▸ **발췌문**:
### Colab Setting
- torchscript_inference.ipynb, train.ipynb 의 device와 동일하게 설정 필수

In [None]:
from google.colab import drive
drive.mount('/content/drive')

device = 'cuda'
target_weight = 'checkpoint/weights-0.pt' # torchscript 로 바꿀 가중치 파일

In [None]:
%cd /content/drive/MyDrive/bridgeblip
!pip install -r requirements.txt

In [None]:
from transformers import InstructBlipForConditionalGeneration, InstructBlipProcessor, InstructBlipConfig

import torch
import torch.nn as nn

from peft import LoraConfig, get_peft_model

import random
from PIL import Image

In [None]:
random.seed(0)
torch.manual_seed(0)
torch.cuda.manual_seed_all(0)
torch.backends.cudnn.deterministic = True
torch.backends.cudnn.benchmark = False

### Create **LoRA-Bridge** InstructBlip - load within 3B

In [None]:
def count_parameters(model):
    total_params = sum(p.numel() for p in model.parameters())
    print(f'total params      : {total_params:,}')


In [None]:
class ClassificationHead(nn.Module):
    def __init__(self, in_features, out_features, dropout):
        super().__init__()
        self.layer= nn.Sequential(
            nn.Linear(in_features, in_features),
            nn.GELU(),
            nn.Dropout(dropout),
            nn.Linear(in_features, out_features)

▸ **과제 자료**:

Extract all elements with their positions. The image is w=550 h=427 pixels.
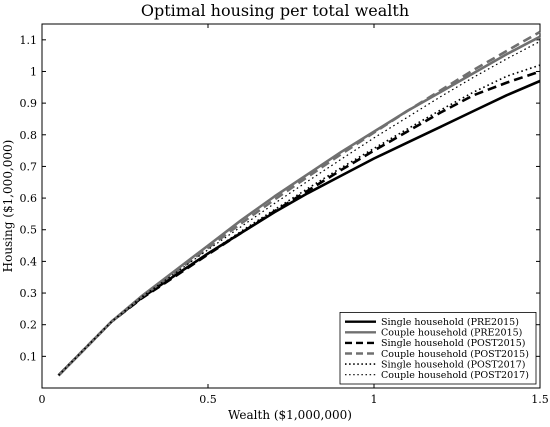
- legend-label: Couple household (POST2017): [381, 370, 529, 381]
- y-tick-label: 1.1: [20, 34, 38, 47]
- y-tick-label: 0.9: [20, 97, 38, 110]
- y-tick-label: 0.8: [20, 129, 38, 142]
- y-axis-label: Housing ($1,000,000): [1, 140, 15, 273]
- axis-ticks: 0 0.5 1 1.5 0.1 0.2 0.3 0.4 0.5 0.6 0.7 0.8 0.9 1 1.1: [20, 24, 549, 406]
- legend: Single household (PRE2015)Couple househo…: [339, 311, 537, 385]
- y-tick-label: 0.3: [20, 287, 38, 300]
- legend-label: Couple household (PRE2015): [381, 328, 522, 339]
- x-tick-label: 0.5: [199, 393, 217, 406]
- series-lines: [57, 30, 541, 377]
- plot-frame: [41, 23, 541, 389]
- series-line-3: [57, 70, 541, 377]
- legend-box: [339, 311, 537, 385]
- y-tick-label: 0.6: [20, 192, 38, 205]
- x-tick-label: 1.5: [531, 393, 549, 406]
- y-tick-label: 1: [30, 65, 37, 78]
- x-tick-label: 0: [39, 393, 46, 406]
- x-axis-label: Wealth ($1,000,000): [228, 408, 352, 422]
- legend-label: Single household (PRE2015): [381, 317, 519, 328]
- y-tick-label: 0.7: [20, 160, 38, 173]
- y-tick-label: 0.4: [20, 255, 38, 268]
- chart-title: Optimal housing per total wealth: [141, 1, 409, 20]
- series-line-4: [57, 30, 541, 377]
- y-tick-label: 0.1: [20, 350, 38, 363]
- legend-label: Single household (POST2017): [381, 359, 525, 370]
- legend-label: Single household (POST2015): [381, 338, 525, 349]
- y-tick-label: 0.2: [20, 319, 38, 332]
- x-tick-label: 1: [371, 393, 378, 406]
- y-tick-label: 0.5: [20, 224, 38, 237]
- legend-label: Couple household (POST2015): [381, 349, 529, 360]
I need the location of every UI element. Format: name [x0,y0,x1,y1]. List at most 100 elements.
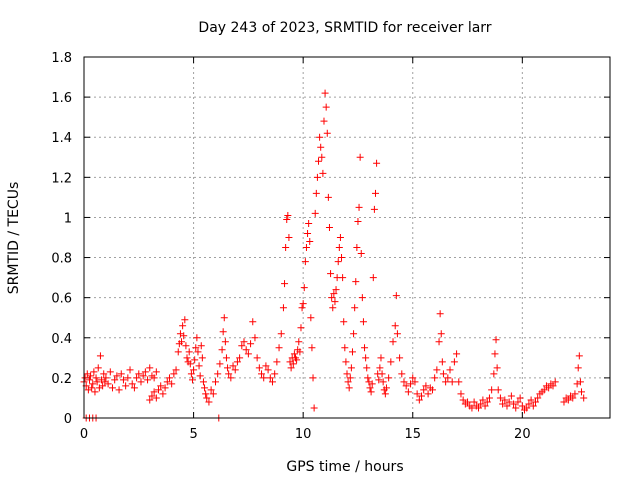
data-point [354,217,362,225]
data-point [348,348,356,356]
data-point [201,384,209,392]
data-point [178,338,186,346]
data-point [496,394,504,402]
data-point [157,382,165,390]
data-point [564,396,572,404]
data-point [195,362,203,370]
data-point [307,314,315,322]
data-point [424,390,432,398]
data-point [370,205,378,213]
data-point [540,386,548,394]
data-point [361,344,369,352]
data-point [94,364,102,372]
data-point [355,203,363,211]
data-point [339,274,347,282]
data-point [313,173,321,181]
data-point [115,386,123,394]
data-point [172,366,180,374]
data-point [183,354,191,362]
data-point [290,350,298,358]
data-point [494,386,502,394]
data-point [295,338,303,346]
data-point [378,370,386,378]
y-tick-label: 1.4 [51,131,72,146]
data-point [306,238,314,246]
data-point [549,382,557,390]
data-point [301,258,309,266]
data-point [387,358,395,366]
data-point [150,374,158,382]
data-point [165,374,173,382]
data-point [212,378,219,386]
x-tick-label: 0 [80,427,88,442]
data-point [342,358,350,366]
data-point [455,378,463,386]
data-point [491,350,499,358]
data-point [128,380,136,388]
data-point [180,332,188,340]
data-point [371,189,379,197]
data-point [321,89,329,97]
data-point [233,358,241,366]
chart-title: Day 243 of 2023, SRMTID for receiver lar… [198,20,491,36]
data-point [275,344,283,352]
data-point [219,328,227,336]
data-point [202,390,210,398]
data-point [485,394,493,402]
data-point [251,334,259,342]
y-tick-label: 0.2 [51,372,72,387]
data-point [310,404,318,412]
data-point [470,398,478,406]
data-point [182,342,190,350]
data-point [580,394,588,402]
data-point [92,374,100,382]
data-point [428,386,436,394]
data-point [81,374,89,382]
data-point [216,360,224,368]
data-point [198,354,206,362]
data-point [266,374,274,382]
data-point [315,157,323,165]
data-point [187,370,195,378]
data-point [220,314,228,322]
data-point [141,368,149,376]
data-point [287,364,295,372]
data-point [227,374,235,382]
data-point [293,356,301,364]
y-tick-label: 0.6 [51,292,72,307]
data-point [325,223,333,231]
data-point [308,344,316,352]
data-point [481,402,489,410]
x-axis-label: GPS time / hours [286,459,403,475]
data-point [174,348,182,356]
data-point [437,330,445,338]
y-tick-label: 1.8 [51,51,72,66]
data-point [439,370,447,378]
data-point [122,382,130,390]
data-point [229,362,237,370]
y-tick-label: 1 [64,211,72,226]
data-point [413,390,421,398]
data-point [518,402,526,410]
data-point [578,388,586,396]
data-point [523,404,531,412]
data-point [146,364,154,372]
data-point [357,250,365,258]
data-point [93,378,101,386]
data-point [163,378,171,386]
data-point [364,374,372,382]
data-point [324,193,332,201]
data-point [119,376,127,384]
data-point [422,382,430,390]
data-point [221,338,229,346]
data-point [420,386,428,394]
data-point [222,354,230,362]
data-point [529,402,537,410]
data-point [225,370,233,378]
data-point [385,374,393,382]
data-point [159,390,167,398]
data-point [516,394,524,402]
plot-frame [83,56,611,419]
data-point [91,388,99,396]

▸ **과제 모음**:
1. 발췌문에서 "from google.colab import drive"로 시작하는 코드 블록이 하는 일을 핵심만 남겨 목록으로 정리하세요.
2. 자료에서 "370, 529, 381]"이 들어 있는 줄부터 시작해 "- legend-box: [339, 311, 537, 385]"가 들어 있는 줄에서 끝나도록, 그 사이의 줄을 하나도 바꾸지 말고 그대로 옮겨 적으세요.
자료는 발췌문과 아무 관련이 없습니다.

▸ **풀이 답안**:
1.
- 구글 드라이브를 '/content/drive'에 연결합니다.
- 장치(device)를 'cuda'로 정합니다.
- torchscript로 바꿀 가중치 파일(target_weight)을 'checkpoint/weights-0.pt'로 지정합니다.

2.
- legend-label: Couple household (POST2017): [381, 370, 529, 381]
- y-tick-label: 1.1: [20, 34, 38, 47]
- y-tick-label: 0.9: [20, 97, 38, 110]
- y-tick-label: 0.8: [20, 129, 38, 142]
- y-axis-label: Housing ($1,000,000): [1, 140, 15, 273]
- axis-ticks: 0 0.5 1 1.5 0.1 0.2 0.3 0.4 0.5 0.6 0.7 0.8 0.9 1 1.1: [20, 24, 549, 406]
- legend: Single household (PRE2015)Couple househo…: [339, 311, 537, 385]
- y-tick-label: 0.3: [20, 287, 38, 300]
- legend-label: Couple household (PRE2015): [381, 328, 522, 339]
- x-tick-label: 0.5: [199, 393, 217, 406]
- series-lines: [57, 30, 541, 377]
- plot-frame: [41, 23, 541, 389]
- series-line-3: [57, 70, 541, 377]
- legend-box: [339, 311, 537, 385]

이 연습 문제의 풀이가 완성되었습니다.